--- Start ---
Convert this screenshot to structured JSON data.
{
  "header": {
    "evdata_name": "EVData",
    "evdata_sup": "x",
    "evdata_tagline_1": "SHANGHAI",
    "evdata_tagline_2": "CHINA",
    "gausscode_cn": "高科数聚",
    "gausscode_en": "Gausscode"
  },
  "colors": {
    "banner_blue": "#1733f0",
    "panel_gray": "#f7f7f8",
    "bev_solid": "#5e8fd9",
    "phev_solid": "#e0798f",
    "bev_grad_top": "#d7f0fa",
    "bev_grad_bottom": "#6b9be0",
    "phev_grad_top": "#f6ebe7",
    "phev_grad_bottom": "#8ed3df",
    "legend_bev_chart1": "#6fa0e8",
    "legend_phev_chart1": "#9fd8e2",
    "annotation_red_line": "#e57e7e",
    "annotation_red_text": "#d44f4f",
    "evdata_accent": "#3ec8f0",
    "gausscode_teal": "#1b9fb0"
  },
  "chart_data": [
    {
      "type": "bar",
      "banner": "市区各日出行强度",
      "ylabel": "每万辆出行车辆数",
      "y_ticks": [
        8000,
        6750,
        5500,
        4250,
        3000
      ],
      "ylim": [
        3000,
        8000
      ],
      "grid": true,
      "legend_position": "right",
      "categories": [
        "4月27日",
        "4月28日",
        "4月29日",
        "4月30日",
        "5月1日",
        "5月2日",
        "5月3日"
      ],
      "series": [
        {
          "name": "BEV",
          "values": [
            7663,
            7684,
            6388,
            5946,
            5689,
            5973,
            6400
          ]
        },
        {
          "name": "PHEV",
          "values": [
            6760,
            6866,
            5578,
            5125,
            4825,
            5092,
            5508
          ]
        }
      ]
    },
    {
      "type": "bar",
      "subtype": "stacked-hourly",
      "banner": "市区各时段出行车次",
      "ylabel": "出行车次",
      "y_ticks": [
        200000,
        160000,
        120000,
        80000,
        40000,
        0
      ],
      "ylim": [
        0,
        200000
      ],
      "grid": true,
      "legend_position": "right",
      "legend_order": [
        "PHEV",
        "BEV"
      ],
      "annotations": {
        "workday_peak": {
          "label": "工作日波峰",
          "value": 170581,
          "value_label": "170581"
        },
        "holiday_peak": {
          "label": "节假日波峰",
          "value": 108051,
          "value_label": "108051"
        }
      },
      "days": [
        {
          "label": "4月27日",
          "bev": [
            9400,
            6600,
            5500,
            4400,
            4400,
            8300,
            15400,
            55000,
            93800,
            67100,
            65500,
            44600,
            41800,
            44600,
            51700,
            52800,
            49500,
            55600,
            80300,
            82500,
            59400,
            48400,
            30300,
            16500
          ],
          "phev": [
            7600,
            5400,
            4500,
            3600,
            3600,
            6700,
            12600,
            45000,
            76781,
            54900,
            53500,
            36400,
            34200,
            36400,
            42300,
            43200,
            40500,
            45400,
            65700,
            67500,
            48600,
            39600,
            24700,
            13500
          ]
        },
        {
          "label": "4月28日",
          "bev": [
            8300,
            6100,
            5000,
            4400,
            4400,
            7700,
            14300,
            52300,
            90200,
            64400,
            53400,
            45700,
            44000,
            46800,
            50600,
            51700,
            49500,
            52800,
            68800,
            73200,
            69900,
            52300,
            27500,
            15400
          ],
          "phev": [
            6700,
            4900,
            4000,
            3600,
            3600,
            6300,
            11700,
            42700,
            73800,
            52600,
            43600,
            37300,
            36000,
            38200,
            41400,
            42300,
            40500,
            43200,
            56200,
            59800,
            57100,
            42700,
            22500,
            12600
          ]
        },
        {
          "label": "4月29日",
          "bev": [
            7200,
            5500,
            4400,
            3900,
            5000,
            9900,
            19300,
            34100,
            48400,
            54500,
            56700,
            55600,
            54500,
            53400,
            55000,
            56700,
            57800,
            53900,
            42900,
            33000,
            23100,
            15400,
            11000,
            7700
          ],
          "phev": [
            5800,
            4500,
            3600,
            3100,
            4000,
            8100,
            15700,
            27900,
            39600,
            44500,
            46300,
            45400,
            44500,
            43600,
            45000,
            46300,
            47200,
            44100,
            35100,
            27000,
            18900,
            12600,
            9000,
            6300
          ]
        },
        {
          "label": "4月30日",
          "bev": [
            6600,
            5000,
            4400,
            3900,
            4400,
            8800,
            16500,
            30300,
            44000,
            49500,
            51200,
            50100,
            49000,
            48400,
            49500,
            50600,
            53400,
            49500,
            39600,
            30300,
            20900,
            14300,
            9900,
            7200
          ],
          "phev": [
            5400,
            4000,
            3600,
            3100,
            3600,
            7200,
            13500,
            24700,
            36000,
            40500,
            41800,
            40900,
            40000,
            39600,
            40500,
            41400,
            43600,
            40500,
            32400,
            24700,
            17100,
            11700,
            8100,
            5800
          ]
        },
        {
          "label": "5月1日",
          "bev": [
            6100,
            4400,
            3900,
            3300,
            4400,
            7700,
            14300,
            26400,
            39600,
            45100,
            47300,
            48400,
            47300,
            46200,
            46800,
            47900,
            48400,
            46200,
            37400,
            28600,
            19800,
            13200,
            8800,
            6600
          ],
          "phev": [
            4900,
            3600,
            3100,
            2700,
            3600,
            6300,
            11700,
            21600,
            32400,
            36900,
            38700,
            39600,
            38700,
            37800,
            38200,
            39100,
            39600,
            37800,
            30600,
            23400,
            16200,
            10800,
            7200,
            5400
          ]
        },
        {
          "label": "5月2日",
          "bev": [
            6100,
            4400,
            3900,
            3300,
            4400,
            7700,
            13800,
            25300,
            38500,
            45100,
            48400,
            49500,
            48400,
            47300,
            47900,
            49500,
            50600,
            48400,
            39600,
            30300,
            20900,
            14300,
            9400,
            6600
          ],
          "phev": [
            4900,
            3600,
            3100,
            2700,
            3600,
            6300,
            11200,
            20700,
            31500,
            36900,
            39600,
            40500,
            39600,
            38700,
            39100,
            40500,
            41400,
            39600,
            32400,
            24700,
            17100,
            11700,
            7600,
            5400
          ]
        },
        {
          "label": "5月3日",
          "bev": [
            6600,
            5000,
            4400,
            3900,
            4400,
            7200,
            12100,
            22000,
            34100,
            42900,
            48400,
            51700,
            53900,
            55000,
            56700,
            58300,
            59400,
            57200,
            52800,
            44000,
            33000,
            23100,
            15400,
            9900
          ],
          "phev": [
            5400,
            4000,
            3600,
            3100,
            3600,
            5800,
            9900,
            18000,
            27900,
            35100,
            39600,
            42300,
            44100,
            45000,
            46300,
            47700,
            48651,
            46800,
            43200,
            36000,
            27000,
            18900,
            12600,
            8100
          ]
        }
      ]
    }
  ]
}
--- End ---
▶ **Written exercise**
Nothing should be left out: repeat all of the data exactly.

▶ **Problem solution**
Convert this screenshot to structured JSON data.
{
  "header": {
    "evdata_name": "EVData",
    "evdata_sup": "x",
    "evdata_tagline_1": "SHANGHAI",
    "evdata_tagline_2": "CHINA",
    "gausscode_cn": "高科数聚",
    "gausscode_en": "Gausscode"
  },
  "colors": {
    "banner_blue": "#1733f0",
    "panel_gray": "#f7f7f8",
    "bev_solid": "#5e8fd9",
    "phev_solid": "#e0798f",
    "bev_grad_top": "#d7f0fa",
    "bev_grad_bottom": "#6b9be0",
    "phev_grad_top": "#f6ebe7",
    "phev_grad_bottom": "#8ed3df",
    "legend_bev_chart1": "#6fa0e8",
    "legend_phev_chart1": "#9fd8e2",
    "annotation_red_line": "#e57e7e",
    "annotation_red_text": "#d44f4f",
    "evdata_accent": "#3ec8f0",
    "gausscode_teal": "#1b9fb0"
  },
  "chart_data": [
    {
      "type": "bar",
      "banner": "市区各日出行强度",
      "ylabel": "每万辆出行车辆数",
      "y_ticks": [
        8000,
        6750,
        5500,
        4250,
        3000
      ],
      "ylim": [
        3000,
        8000
      ],
      "grid": true,
      "legend_position": "right",
      "categories": [
        "4月27日",
        "4月28日",
        "4月29日",
        "4月30日",
        "5月1日",
        "5月2日",
        "5月3日"
      ],
      "series": [
        {
          "name": "BEV",
          "values": [
            7663,
            7684,
            6388,
            5946,
            5689,
            5973,
            6400
          ]
        },
        {
          "name": "PHEV",
          "values": [
            6760,
            6866,
            5578,
            5125,
            4825,
            5092,
            5508
          ]
        }
      ]
    },
    {
      "type": "bar",
      "subtype": "stacked-hourly",
      "banner": "市区各时段出行车次",
      "ylabel": "出行车次",
      "y_ticks": [
        200000,
        160000,
        120000,
        80000,
        40000,
        0
      ],
      "ylim": [
        0,
        200000
      ],
      "grid": true,
      "legend_position": "right",
      "legend_order": [
        "PHEV",
        "BEV"
      ],
      "annotations": {
        "workday_peak": {
          "label": "工作日波峰",
          "value": 170581,
          "value_label": "170581"
        },
        "holiday_peak": {
          "label": "节假日波峰",
          "value": 108051,
          "value_label": "108051"
        }
      },
      "days": [
        {
          "label": "4月27日",
          "bev": [
            9400,
            6600,
            5500,
            4400,
            4400,
            8300,
            15400,
            55000,
            93800,
            67100,
            65500,
            44600,
            41800,
            44600,
            51700,
            52800,
            49500,
            55600,
            80300,
            82500,
            59400,
            48400,
            30300,
            16500
          ],
          "phev": [
            7600,
            5400,
            4500,
            3600,
            3600,
            6700,
            12600,
            45000,
            76781,
            54900,
            53500,
            36400,
            34200,
            36400,
            42300,
            43200,
            40500,
            45400,
            65700,
            67500,
            48600,
            39600,
            24700,
            13500
          ]
        },
        {
          "label": "4月28日",
          "bev": [
            8300,
            6100,
            5000,
            4400,
            4400,
            7700,
            14300,
            52300,
            90200,
            64400,
            53400,
            45700,
            44000,
            46800,
            50600,
            51700,
            49500,
            52800,
            68800,
            73200,
            69900,
            52300,
            27500,
            15400
          ],
          "phev": [
            6700,
            4900,
            4000,
            3600,
            3600,
            6300,
            11700,
            42700,
            73800,
            52600,
            43600,
            37300,
            36000,
            38200,
            41400,
            42300,
            40500,
            43200,
            56200,
            59800,
            57100,
            42700,
            22500,
            12600
          ]
        },
        {
          "label": "4月29日",
          "bev": [
            7200,
            5500,
            4400,
            3900,
            5000,
            9900,
            19300,
            34100,
            48400,
            54500,
            56700,
            55600,
            54500,
            53400,
            55000,
            56700,
            57800,
            53900,
            42900,
            33000,
            23100,
            15400,
            11000,
            7700
          ],
          "phev": [
            5800,
            4500,
            3600,
            3100,
            4000,
            8100,
            15700,
            27900,
            39600,
            44500,
            46300,
            45400,
            44500,
            43600,
            45000,
            46300,
            47200,
            44100,
            35100,
            27000,
            18900,
            12600,
            9000,
            6300
          ]
        },
        {
          "label": "4月30日",
          "bev": [
            6600,
            5000,
            4400,
            3900,
            4400,
            8800,
            16500,
            30300,
            44000,
            49500,
            51200,
            50100,
            49000,
            48400,
            49500,
            50600,
            53400,
            49500,
            39600,
            30300,
            20900,
            14300,
            9900,
            7200
          ],
          "phev": [
            5400,
            4000,
            3600,
            3100,
            3600,
            7200,
            13500,
            24700,
            36000,
            40500,
            41800,
            40900,
            40000,
            39600,
            40500,
            41400,
            43600,
            40500,
            32400,
            24700,
            17100,
            11700,
            8100,
            5800
          ]
        },
        {
          "label": "5月1日",
          "bev": [
            6100,
            4400,
            3900,
            3300,
            4400,
            7700,
            14300,
            26400,
            39600,
            45100,
            47300,
            48400,
            47300,
            46200,
            46800,
            47900,
            48400,
            46200,
            37400,
            28600,
            19800,
            13200,
            8800,
            6600
          ],
          "phev": [
            4900,
            3600,
            3100,
            2700,
            3600,
            6300,
            11700,
            21600,
            32400,
            36900,
            38700,
            39600,
            38700,
            37800,
            38200,
            39100,
            39600,
            37800,
            30600,
            23400,
            16200,
            10800,
            7200,
            5400
          ]
        },
        {
          "label": "5月2日",
          "bev": [
            6100,
            4400,
            3900,
            3300,
            4400,
            7700,
            13800,
            25300,
            38500,
            45100,
            48400,
            49500,
            48400,
            47300,
            47900,
            49500,
            50600,
            48400,
            39600,
            30300,
            20900,
            14300,
            9400,
            6600
          ],
          "phev": [
            4900,
            3600,
            3100,
            2700,
            3600,
            6300,
            11200,
            20700,
            31500,
            36900,
            39600,
            40500,
            39600,
            38700,
            39100,
            40500,
            41400,
            39600,
            32400,
            24700,
            17100,
            11700,
            7600,
            5400
          ]
        },
        {
          "label": "5月3日",
          "bev": [
            6600,
            5000,
            4400,
            3900,
            4400,
            7200,
            12100,
            22000,
            34100,
            42900,
            48400,
            51700,
            53900,
            55000,
            56700,
            58300,
            59400,
            57200,
            52800,
            44000,
            33000,
            23100,
            15400,
            9900
          ],
          "phev": [
            5400,
            4000,
            3600,
            3100,
            3600,
            5800,
            9900,
            18000,
            27900,
            35100,
            39600,
            42300,
            44100,
            45000,
            46300,
            47700,
            48651,
            46800,
            43200,
            36000,
            27000,
            18900,
            12600,
            8100
          ]
        }
      ]
    }
  ]
}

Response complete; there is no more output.